__What to do__:
Copy out the listing that follows, exactly, without its pictures.
# start of Input rows
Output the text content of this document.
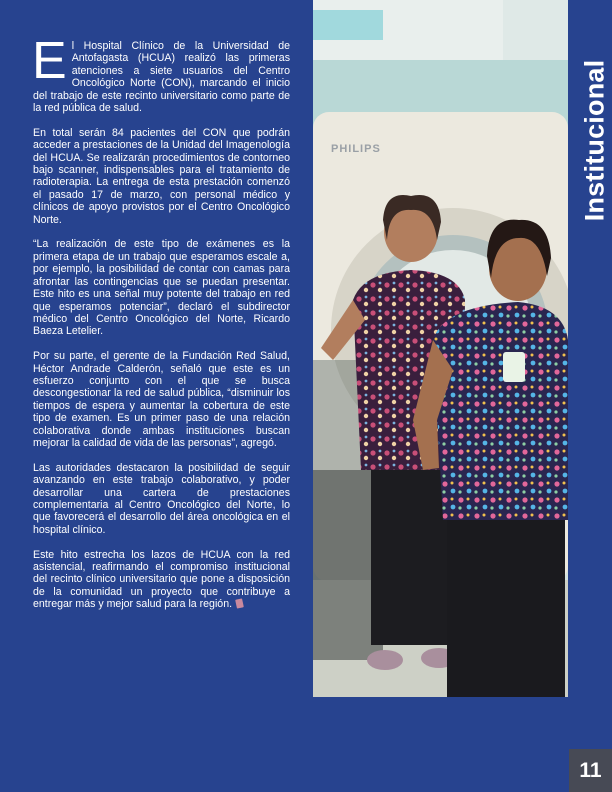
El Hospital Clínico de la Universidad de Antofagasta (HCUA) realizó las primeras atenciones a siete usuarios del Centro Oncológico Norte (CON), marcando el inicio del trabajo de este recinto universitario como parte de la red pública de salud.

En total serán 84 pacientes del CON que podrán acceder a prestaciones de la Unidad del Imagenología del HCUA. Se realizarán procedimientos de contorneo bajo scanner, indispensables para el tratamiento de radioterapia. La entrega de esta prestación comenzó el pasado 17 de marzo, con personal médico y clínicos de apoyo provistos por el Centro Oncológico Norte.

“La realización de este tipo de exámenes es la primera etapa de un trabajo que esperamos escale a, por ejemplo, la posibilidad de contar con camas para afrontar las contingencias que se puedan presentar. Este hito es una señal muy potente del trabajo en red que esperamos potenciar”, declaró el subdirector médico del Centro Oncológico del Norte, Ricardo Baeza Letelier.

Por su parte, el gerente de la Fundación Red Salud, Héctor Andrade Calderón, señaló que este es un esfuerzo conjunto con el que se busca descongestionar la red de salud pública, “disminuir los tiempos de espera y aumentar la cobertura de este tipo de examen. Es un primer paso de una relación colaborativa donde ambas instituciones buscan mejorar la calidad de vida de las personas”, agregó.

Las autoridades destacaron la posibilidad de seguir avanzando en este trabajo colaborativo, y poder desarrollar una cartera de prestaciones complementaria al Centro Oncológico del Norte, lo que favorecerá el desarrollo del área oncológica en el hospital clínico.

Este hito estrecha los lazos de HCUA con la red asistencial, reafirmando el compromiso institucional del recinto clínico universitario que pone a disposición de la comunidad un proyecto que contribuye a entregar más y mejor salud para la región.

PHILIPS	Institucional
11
# end of Input rows
__Result__:
Output the text content of this document.
El Hospital Clínico de la Universidad de Antofagasta (HCUA) realizó las primeras atenciones a siete usuarios del Centro Oncológico Norte (CON), marcando el inicio del trabajo de este recinto universitario como parte de la red pública de salud.

En total serán 84 pacientes del CON que podrán acceder a prestaciones de la Unidad del Imagenología del HCUA. Se realizarán procedimientos de contorneo bajo scanner, indispensables para el tratamiento de radioterapia. La entrega de esta prestación comenzó el pasado 17 de marzo, con personal médico y clínicos de apoyo provistos por el Centro Oncológico Norte.

“La realización de este tipo de exámenes es la primera etapa de un trabajo que esperamos escale a, por ejemplo, la posibilidad de contar con camas para afrontar las contingencias que se puedan presentar. Este hito es una señal muy potente del trabajo en red que esperamos potenciar”, declaró el subdirector médico del Centro Oncológico del Norte, Ricardo Baeza Letelier.

Por su parte, el gerente de la Fundación Red Salud, Héctor Andrade Calderón, señaló que este es un esfuerzo conjunto con el que se busca descongestionar la red de salud pública, “disminuir los tiempos de espera y aumentar la cobertura de este tipo de examen. Es un primer paso de una relación colaborativa donde ambas instituciones buscan mejorar la calidad de vida de las personas”, agregó.

Las autoridades destacaron la posibilidad de seguir avanzando en este trabajo colaborativo, y poder desarrollar una cartera de prestaciones complementaria al Centro Oncológico del Norte, lo que favorecerá el desarrollo del área oncológica en el hospital clínico.

Este hito estrecha los lazos de HCUA con la red asistencial, reafirmando el compromiso institucional del recinto clínico universitario que pone a disposición de la comunidad un proyecto que contribuye a entregar más y mejor salud para la región.

PHILIPS	Institucional
11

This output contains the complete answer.